# BRIEF:
Please give the data again in full, precisely as it is written.

# RECORDS SUPPLIED:

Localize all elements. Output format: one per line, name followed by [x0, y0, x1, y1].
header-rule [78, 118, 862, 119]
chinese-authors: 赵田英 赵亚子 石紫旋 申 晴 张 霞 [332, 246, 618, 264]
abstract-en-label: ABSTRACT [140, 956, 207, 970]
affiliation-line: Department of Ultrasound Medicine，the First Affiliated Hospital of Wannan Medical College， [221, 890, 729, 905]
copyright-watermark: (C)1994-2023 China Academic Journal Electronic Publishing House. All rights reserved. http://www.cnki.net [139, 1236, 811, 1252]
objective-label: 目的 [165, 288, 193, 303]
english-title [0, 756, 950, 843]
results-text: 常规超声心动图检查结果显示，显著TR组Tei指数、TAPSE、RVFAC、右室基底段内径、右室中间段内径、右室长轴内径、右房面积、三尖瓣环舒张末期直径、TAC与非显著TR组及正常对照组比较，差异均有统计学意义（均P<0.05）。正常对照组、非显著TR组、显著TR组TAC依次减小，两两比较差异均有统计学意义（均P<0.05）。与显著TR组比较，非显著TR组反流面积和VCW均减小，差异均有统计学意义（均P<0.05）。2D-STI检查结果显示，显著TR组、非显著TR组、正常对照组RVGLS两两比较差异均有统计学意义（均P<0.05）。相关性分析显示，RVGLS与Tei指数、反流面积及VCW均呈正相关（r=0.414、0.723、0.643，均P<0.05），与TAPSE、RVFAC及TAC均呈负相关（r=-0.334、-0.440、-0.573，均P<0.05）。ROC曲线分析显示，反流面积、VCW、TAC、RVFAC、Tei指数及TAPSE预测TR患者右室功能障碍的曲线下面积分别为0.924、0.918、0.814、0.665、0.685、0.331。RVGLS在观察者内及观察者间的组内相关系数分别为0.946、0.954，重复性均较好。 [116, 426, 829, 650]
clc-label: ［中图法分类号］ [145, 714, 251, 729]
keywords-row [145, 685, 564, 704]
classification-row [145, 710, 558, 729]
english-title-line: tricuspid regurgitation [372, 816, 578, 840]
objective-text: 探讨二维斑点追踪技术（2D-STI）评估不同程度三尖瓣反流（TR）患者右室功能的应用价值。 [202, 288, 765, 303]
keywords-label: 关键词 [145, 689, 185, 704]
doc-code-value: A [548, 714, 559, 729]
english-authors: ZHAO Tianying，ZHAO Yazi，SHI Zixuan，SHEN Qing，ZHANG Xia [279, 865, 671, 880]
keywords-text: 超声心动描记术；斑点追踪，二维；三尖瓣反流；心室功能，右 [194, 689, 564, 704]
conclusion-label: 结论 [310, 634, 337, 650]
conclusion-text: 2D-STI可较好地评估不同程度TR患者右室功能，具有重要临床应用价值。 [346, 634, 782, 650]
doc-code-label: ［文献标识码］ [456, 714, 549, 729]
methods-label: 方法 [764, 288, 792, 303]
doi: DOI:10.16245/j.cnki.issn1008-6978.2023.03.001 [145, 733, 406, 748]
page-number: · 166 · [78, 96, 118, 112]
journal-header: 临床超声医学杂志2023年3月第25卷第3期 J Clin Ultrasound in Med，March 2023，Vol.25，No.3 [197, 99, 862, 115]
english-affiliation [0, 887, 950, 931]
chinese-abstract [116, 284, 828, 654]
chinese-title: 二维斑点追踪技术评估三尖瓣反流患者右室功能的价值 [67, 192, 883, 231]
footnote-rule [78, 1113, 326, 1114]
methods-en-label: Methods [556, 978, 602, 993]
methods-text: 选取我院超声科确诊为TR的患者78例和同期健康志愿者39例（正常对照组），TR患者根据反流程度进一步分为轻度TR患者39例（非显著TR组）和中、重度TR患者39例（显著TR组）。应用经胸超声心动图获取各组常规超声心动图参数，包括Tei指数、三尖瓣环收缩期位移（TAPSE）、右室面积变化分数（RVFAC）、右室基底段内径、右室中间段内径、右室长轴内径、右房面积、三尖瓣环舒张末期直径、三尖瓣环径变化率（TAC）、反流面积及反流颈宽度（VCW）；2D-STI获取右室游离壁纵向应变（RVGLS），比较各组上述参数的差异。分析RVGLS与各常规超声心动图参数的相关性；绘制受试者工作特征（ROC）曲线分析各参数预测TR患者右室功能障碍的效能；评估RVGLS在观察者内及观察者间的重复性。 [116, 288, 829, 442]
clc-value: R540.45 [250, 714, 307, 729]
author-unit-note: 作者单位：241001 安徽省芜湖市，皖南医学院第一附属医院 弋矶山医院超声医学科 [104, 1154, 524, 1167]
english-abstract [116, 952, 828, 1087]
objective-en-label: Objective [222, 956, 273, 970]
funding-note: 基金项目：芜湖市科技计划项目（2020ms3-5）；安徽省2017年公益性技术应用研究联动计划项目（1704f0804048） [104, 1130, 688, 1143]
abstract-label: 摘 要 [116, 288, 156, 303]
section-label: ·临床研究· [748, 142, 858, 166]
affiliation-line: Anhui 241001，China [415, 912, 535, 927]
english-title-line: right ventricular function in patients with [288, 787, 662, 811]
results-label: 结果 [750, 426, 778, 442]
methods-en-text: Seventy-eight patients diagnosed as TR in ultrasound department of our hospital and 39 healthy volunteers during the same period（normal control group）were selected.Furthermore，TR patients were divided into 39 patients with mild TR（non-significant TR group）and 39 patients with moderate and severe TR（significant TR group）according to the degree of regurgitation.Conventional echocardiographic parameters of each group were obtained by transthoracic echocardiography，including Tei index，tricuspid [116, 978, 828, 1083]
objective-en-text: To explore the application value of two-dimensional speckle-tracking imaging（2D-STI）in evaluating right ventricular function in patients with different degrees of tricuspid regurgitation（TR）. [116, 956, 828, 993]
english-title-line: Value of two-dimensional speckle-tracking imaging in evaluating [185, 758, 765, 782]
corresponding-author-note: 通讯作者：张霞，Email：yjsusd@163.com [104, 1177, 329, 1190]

# OUTPUT:
Localize all elements. Output format: one per line, name followed by [x0, y0, x1, y1].
header-rule [78, 118, 862, 119]
chinese-authors: 赵田英 赵亚子 石紫旋 申 晴 张 霞 [332, 246, 618, 264]
abstract-en-label: ABSTRACT [140, 956, 207, 970]
affiliation-line: Department of Ultrasound Medicine，the First Affiliated Hospital of Wannan Medical College， [221, 890, 729, 905]
copyright-watermark: (C)1994-2023 China Academic Journal Electronic Publishing House. All rights reserved. http://www.cnki.net [139, 1236, 811, 1252]
objective-label: 目的 [165, 288, 193, 303]
english-title [0, 756, 950, 843]
results-text: 常规超声心动图检查结果显示，显著TR组Tei指数、TAPSE、RVFAC、右室基底段内径、右室中间段内径、右室长轴内径、右房面积、三尖瓣环舒张末期直径、TAC与非显著TR组及正常对照组比较，差异均有统计学意义（均P<0.05）。正常对照组、非显著TR组、显著TR组TAC依次减小，两两比较差异均有统计学意义（均P<0.05）。与显著TR组比较，非显著TR组反流面积和VCW均减小，差异均有统计学意义（均P<0.05）。2D-STI检查结果显示，显著TR组、非显著TR组、正常对照组RVGLS两两比较差异均有统计学意义（均P<0.05）。相关性分析显示，RVGLS与Tei指数、反流面积及VCW均呈正相关（r=0.414、0.723、0.643，均P<0.05），与TAPSE、RVFAC及TAC均呈负相关（r=-0.334、-0.440、-0.573，均P<0.05）。ROC曲线分析显示，反流面积、VCW、TAC、RVFAC、Tei指数及TAPSE预测TR患者右室功能障碍的曲线下面积分别为0.924、0.918、0.814、0.665、0.685、0.331。RVGLS在观察者内及观察者间的组内相关系数分别为0.946、0.954，重复性均较好。 [116, 426, 829, 650]
clc-label: ［中图法分类号］ [145, 714, 251, 729]
keywords-row [145, 685, 564, 704]
classification-row [145, 710, 558, 729]
english-title-line: tricuspid regurgitation [372, 816, 578, 840]
objective-text: 探讨二维斑点追踪技术（2D-STI）评估不同程度三尖瓣反流（TR）患者右室功能的应用价值。 [202, 288, 765, 303]
keywords-label: 关键词 [145, 689, 185, 704]
doc-code-value: A [548, 714, 559, 729]
english-authors: ZHAO Tianying，ZHAO Yazi，SHI Zixuan，SHEN Qing，ZHANG Xia [279, 865, 671, 880]
keywords-text: 超声心动描记术；斑点追踪，二维；三尖瓣反流；心室功能，右 [194, 689, 564, 704]
conclusion-label: 结论 [310, 634, 337, 650]
conclusion-text: 2D-STI可较好地评估不同程度TR患者右室功能，具有重要临床应用价值。 [346, 634, 782, 650]
doc-code-label: ［文献标识码］ [456, 714, 549, 729]
methods-label: 方法 [764, 288, 792, 303]
doi: DOI:10.16245/j.cnki.issn1008-6978.2023.03.001 [145, 733, 406, 748]
page-number: · 166 · [78, 96, 118, 112]
journal-header: 临床超声医学杂志2023年3月第25卷第3期 J Clin Ultrasound in Med，March 2023，Vol.25，No.3 [197, 99, 862, 115]
english-affiliation [0, 887, 950, 931]
chinese-abstract [116, 284, 828, 654]
chinese-title: 二维斑点追踪技术评估三尖瓣反流患者右室功能的价值 [67, 192, 883, 231]
footnote-rule [78, 1113, 326, 1114]
methods-en-label: Methods [556, 978, 602, 993]
methods-text: 选取我院超声科确诊为TR的患者78例和同期健康志愿者39例（正常对照组），TR患者根据反流程度进一步分为轻度TR患者39例（非显著TR组）和中、重度TR患者39例（显著TR组）。应用经胸超声心动图获取各组常规超声心动图参数，包括Tei指数、三尖瓣环收缩期位移（TAPSE）、右室面积变化分数（RVFAC）、右室基底段内径、右室中间段内径、右室长轴内径、右房面积、三尖瓣环舒张末期直径、三尖瓣环径变化率（TAC）、反流面积及反流颈宽度（VCW）；2D-STI获取右室游离壁纵向应变（RVGLS），比较各组上述参数的差异。分析RVGLS与各常规超声心动图参数的相关性；绘制受试者工作特征（ROC）曲线分析各参数预测TR患者右室功能障碍的效能；评估RVGLS在观察者内及观察者间的重复性。 [116, 288, 829, 442]
clc-value: R540.45 [250, 714, 307, 729]
author-unit-note: 作者单位：241001 安徽省芜湖市，皖南医学院第一附属医院 弋矶山医院超声医学科 [104, 1154, 524, 1167]
english-abstract [116, 952, 828, 1087]
objective-en-label: Objective [222, 956, 273, 970]
funding-note: 基金项目：芜湖市科技计划项目（2020ms3-5）；安徽省2017年公益性技术应用研究联动计划项目（1704f0804048） [104, 1130, 688, 1143]
abstract-label: 摘 要 [116, 288, 156, 303]
section-label: ·临床研究· [748, 142, 858, 166]
affiliation-line: Anhui 241001，China [415, 912, 535, 927]
english-title-line: right ventricular function in patients with [288, 787, 662, 811]
results-label: 结果 [750, 426, 778, 442]
methods-en-text: Seventy-eight patients diagnosed as TR in ultrasound department of our hospital and 39 healthy volunteers during the same period（normal control group）were selected.Furthermore，TR patients were divided into 39 patients with mild TR（non-significant TR group）and 39 patients with moderate and severe TR（significant TR group）according to the degree of regurgitation.Conventional echocardiographic parameters of each group were obtained by transthoracic echocardiography，including Tei index，tricuspid [116, 978, 828, 1083]
objective-en-text: To explore the application value of two-dimensional speckle-tracking imaging（2D-STI）in evaluating right ventricular function in patients with different degrees of tricuspid regurgitation（TR）. [116, 956, 828, 993]
english-title-line: Value of two-dimensional speckle-tracking imaging in evaluating [185, 758, 765, 782]
corresponding-author-note: 通讯作者：张霞，Email：yjsusd@163.com [104, 1177, 329, 1190]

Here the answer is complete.